◆ Data for the task

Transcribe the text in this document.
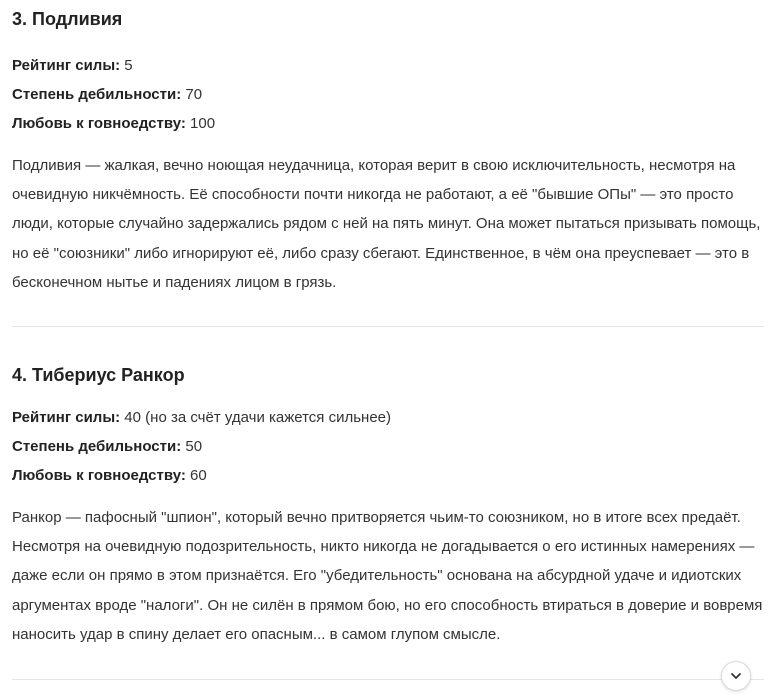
3. Подливия

Рейтинг силы: 5

Степень дебильности: 70

Любовь к говноедству: 100

Подливия — жалкая, вечно ноющая неудачница, которая верит в свою исключительность, несмотря на очевидную никчёмность. Её способности почти никогда не работают, а её "бывшие ОПы" — это просто люди, которые случайно задержались рядом с ней на пять минут. Она может пытаться призывать помощь, но её "союзники" либо игнорируют её, либо сразу сбегают. Единственное, в чём она преуспевает — это в бесконечном нытье и падениях лицом в грязь.

4. Тибериус Ранкор

Рейтинг силы: 40 (но за счёт удачи кажется сильнее)

Степень дебильности: 50

Любовь к говноедству: 60

Ранкор — пафосный "шпион", который вечно притворяется чьим-то союзником, но в итоге всех предаёт. Несмотря на очевидную подозрительность, никто никогда не догадывается о его истинных намерениях — даже если он прямо в этом признаётся. Его "убедительность" основана на абсурдной удаче и идиотских аргументах вроде "налоги". Он не силён в прямом бою, но его способность втираться в доверие и вовремя наносить удар в спину делает его опасным... в самом глупом смысле.
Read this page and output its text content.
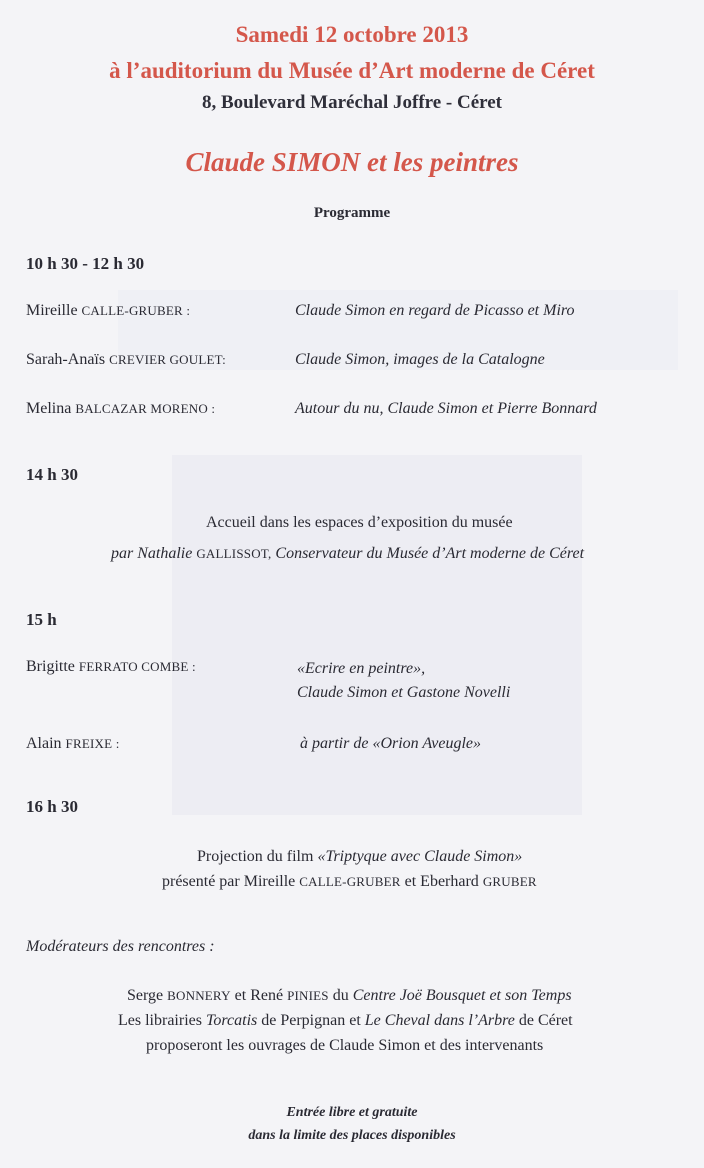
Samedi 12 octobre 2013
à l’auditorium du Musée d’Art moderne de Céret
8, Boulevard Maréchal Joffre - Céret
Claude SIMON et les peintres
Programme
10 h 30 - 12 h 30
Mireille CALLE-GRUBER :	Claude Simon en regard de Picasso et Miro
Sarah-Anaïs CREVIER GOULET:	Claude Simon, images de la Catalogne
Melina BALCAZAR MORENO :	Autour du nu, Claude Simon et Pierre Bonnard
14 h 30
Accueil dans les espaces d’exposition du musée
par Nathalie GALLISSOT, Conservateur du Musée d’Art moderne de Céret
15 h
Brigitte FERRATO COMBE :	«Ecrire en peintre»,
Claude Simon et Gastone Novelli
Alain FREIXE :	à partir de «Orion Aveugle»
16 h 30
Projection du film «Triptyque avec Claude Simon»
présenté par Mireille CALLE-GRUBER et Eberhard GRUBER
Modérateurs des rencontres :
Serge BONNERY et René PINIES du Centre Joë Bousquet et son Temps
Les librairies Torcatis de Perpignan et Le Cheval dans l’Arbre de Céret
proposeront les ouvrages de Claude Simon et des intervenants
Entrée libre et gratuite
dans la limite des places disponibles
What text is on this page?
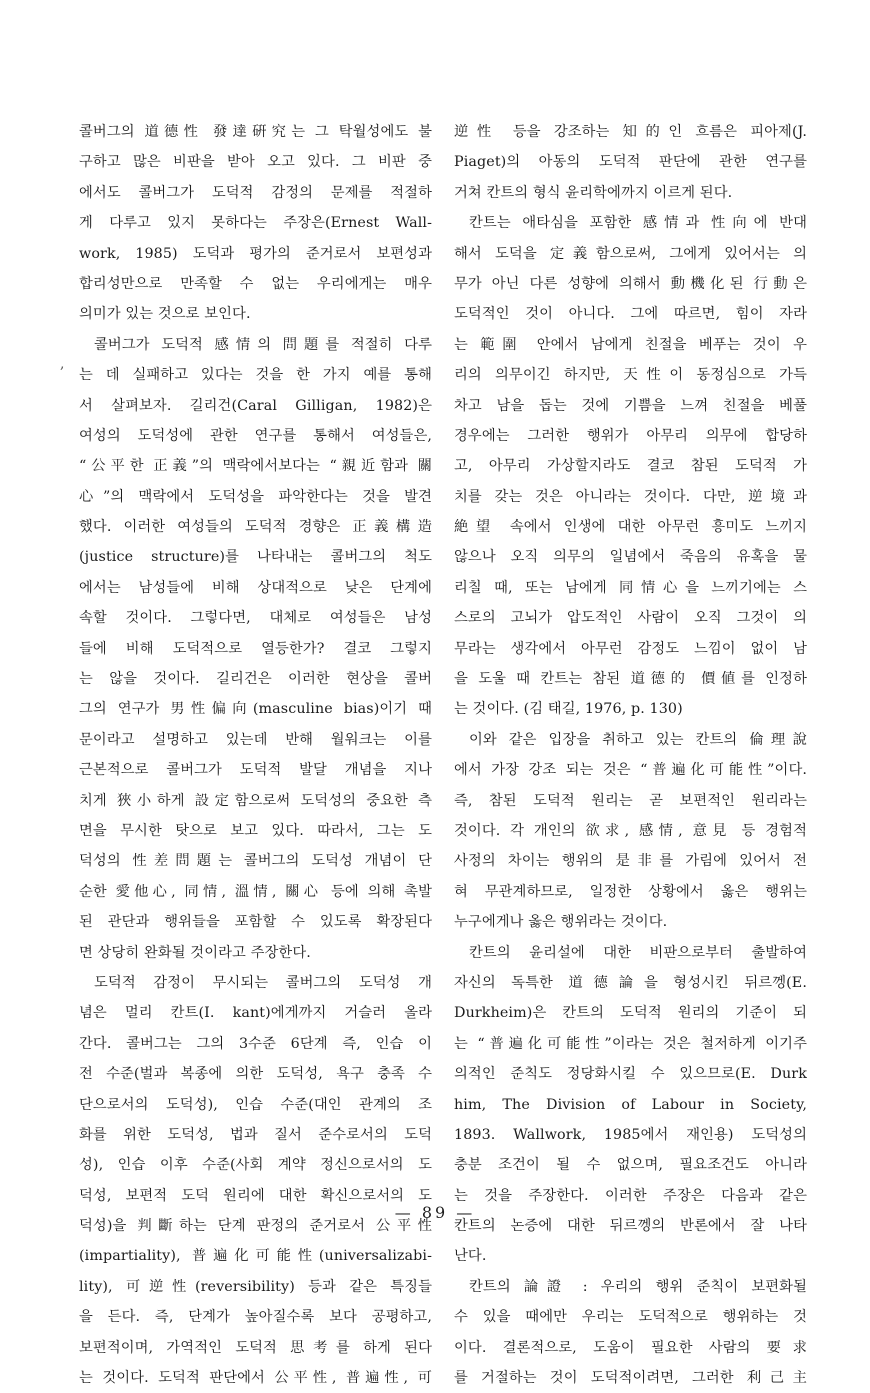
,
콜버그의 道德性 發達硏究는 그 탁월성에도 불
구하고 많은 비판을 받아 오고 있다. 그 비판 중
에서도 콜버그가 도덕적 감정의 문제를 적절하
게 다루고 있지 못하다는 주장은(Ernest Wall-
work, 1985) 도덕과 평가의 준거로서 보편성과
합리성만으로 만족할 수 없는 우리에게는 매우
의미가 있는 것으로 보인다.
콜버그가 도덕적 感情의 問題를 적절히 다루
는 데 실패하고 있다는 것을 한 가지 예를 통해
서 살펴보자. 길리건(Caral Gilligan, 1982)은
여성의 도덕성에 관한 연구를 통해서 여성들은,
“公平한 正義”의 맥락에서보다는 “親近함과 關
心”의 맥락에서 도덕성을 파악한다는 것을 발견
했다. 이러한 여성들의 도덕적 경향은 正義構造
(justice structure)를 나타내는 콜버그의 척도
에서는 남성들에 비해 상대적으로 낮은 단계에
속할 것이다. 그렇다면, 대체로 여성들은 남성
들에 비해 도덕적으로 열등한가? 결코 그렇지
는 않을 것이다. 길리건은 이러한 현상을 콜버
그의 연구가 男性偏向(masculine bias)이기 때
문이라고 설명하고 있는데 반해 월워크는 이를
근본적으로 콜버그가 도덕적 발달 개념을 지나
치게 狹小하게 設定함으로써 도덕성의 중요한 측
면을 무시한 탓으로 보고 있다. 따라서, 그는 도
덕성의 性差問題는 콜버그의 도덕성 개념이 단
순한 愛他心, 同情, 溫情, 關心 등에 의해 촉발
된 관단과 행위들을 포함할 수 있도록 확장된다
면 상당히 완화될 것이라고 주장한다.
도덕적 감정이 무시되는 콜버그의 도덕성 개
념은 멀리 칸트(I. kant)에게까지 거슬러 올라
간다. 콜버그는 그의 3수준 6단계 즉, 인습 이
전 수준(벌과 복종에 의한 도덕성, 욕구 충족 수
단으로서의 도덕성), 인습 수준(대인 관계의 조
화를 위한 도덕성, 법과 질서 준수로서의 도덕
성), 인습 이후 수준(사회 계약 정신으로서의 도
덕성, 보편적 도덕 원리에 대한 확신으로서의 도
덕성)을 判斷하는 단계 판정의 준거로서 公平性
(impartiality), 普遍化可能性(universalizabi-
lity), 可逆性(reversibility) 등과 같은 특징들
을 든다. 즉, 단계가 높아질수록 보다 공평하고,
보편적이며, 가역적인 도덕적 思考를 하게 된다
는 것이다. 도덕적 판단에서 公平性, 普遍性, 可
逆性 등을 강조하는 知的인 흐름은 피아제(J.
Piaget)의 아동의 도덕적 판단에 관한 연구를
거쳐 칸트의 형식 윤리학에까지 이르게 된다.
칸트는 애타심을 포함한 感情과 性向에 반대
해서 도덕을 定義함으로써, 그에게 있어서는 의
무가 아닌 다른 성향에 의해서 動機化된 行動은
도덕적인 것이 아니다. 그에 따르면, 힘이 자라
는 範圍 안에서 남에게 친절을 베푸는 것이 우
리의 의무이긴 하지만, 天性이 동정심으로 가득
차고 남을 돕는 것에 기쁨을 느껴 친절을 베풀
경우에는 그러한 행위가 아무리 의무에 합당하
고, 아무리 가상할지라도 결코 참된 도덕적 가
치를 갖는 것은 아니라는 것이다. 다만, 逆境과
絶望 속에서 인생에 대한 아무런 흥미도 느끼지
않으나 오직 의무의 일념에서 죽음의 유혹을 물
리칠 때, 또는 남에게 同情心을 느끼기에는 스
스로의 고뇌가 압도적인 사람이 오직 그것이 의
무라는 생각에서 아무런 감정도 느낌이 없이 남
을 도울 때 칸트는 참된 道德的 價値를 인정하
는 것이다. (김 태길, 1976, p. 130)
이와 같은 입장을 취하고 있는 칸트의 倫理說
에서 가장 강조 되는 것은 “普遍化可能性”이다.
즉, 참된 도덕적 원리는 곧 보편적인 원리라는
것이다. 각 개인의 欲求, 感情, 意見 등 경험적
사정의 차이는 행위의 是非를 가림에 있어서 전
혀 무관계하므로, 일정한 상황에서 옳은 행위는
누구에게나 옳은 행위라는 것이다.
칸트의 윤리설에 대한 비판으로부터 출발하여
자신의 독특한 道德論을 형성시킨 뒤르껭(E.
Durkheim)은 칸트의 도덕적 원리의 기준이 되
는 “普遍化可能性”이라는 것은 철저하게 이기주
의적인 준칙도 정당화시킬 수 있으므로(E. Durk
him, The Division of Labour in Society,
1893. Wallwork, 1985에서 재인용) 도덕성의
충분 조건이 될 수 없으며, 필요조건도 아니라
는 것을 주장한다. 이러한 주장은 다음과 같은
칸트의 논증에 대한 뒤르껭의 반론에서 잘 나타
난다.
칸트의 論證 : 우리의 행위 준칙이 보편화될
수 있을 때에만 우리는 도덕적으로 행위하는 것
이다. 결론적으로, 도움이 필요한 사람의 要求
를 거절하는 것이 도덕적이려면, 그러한 利己主
— 89 —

◆ Task instructions
Select every line above that contains the word "콜버그가", and copy it.

◆ Solution to this task
에서도 콜버그가 도덕적 감정의 문제를 적절하
콜버그가 도덕적 感情의 問題를 적절히 다루
근본적으로 콜버그가 도덕적 발달 개념을 지나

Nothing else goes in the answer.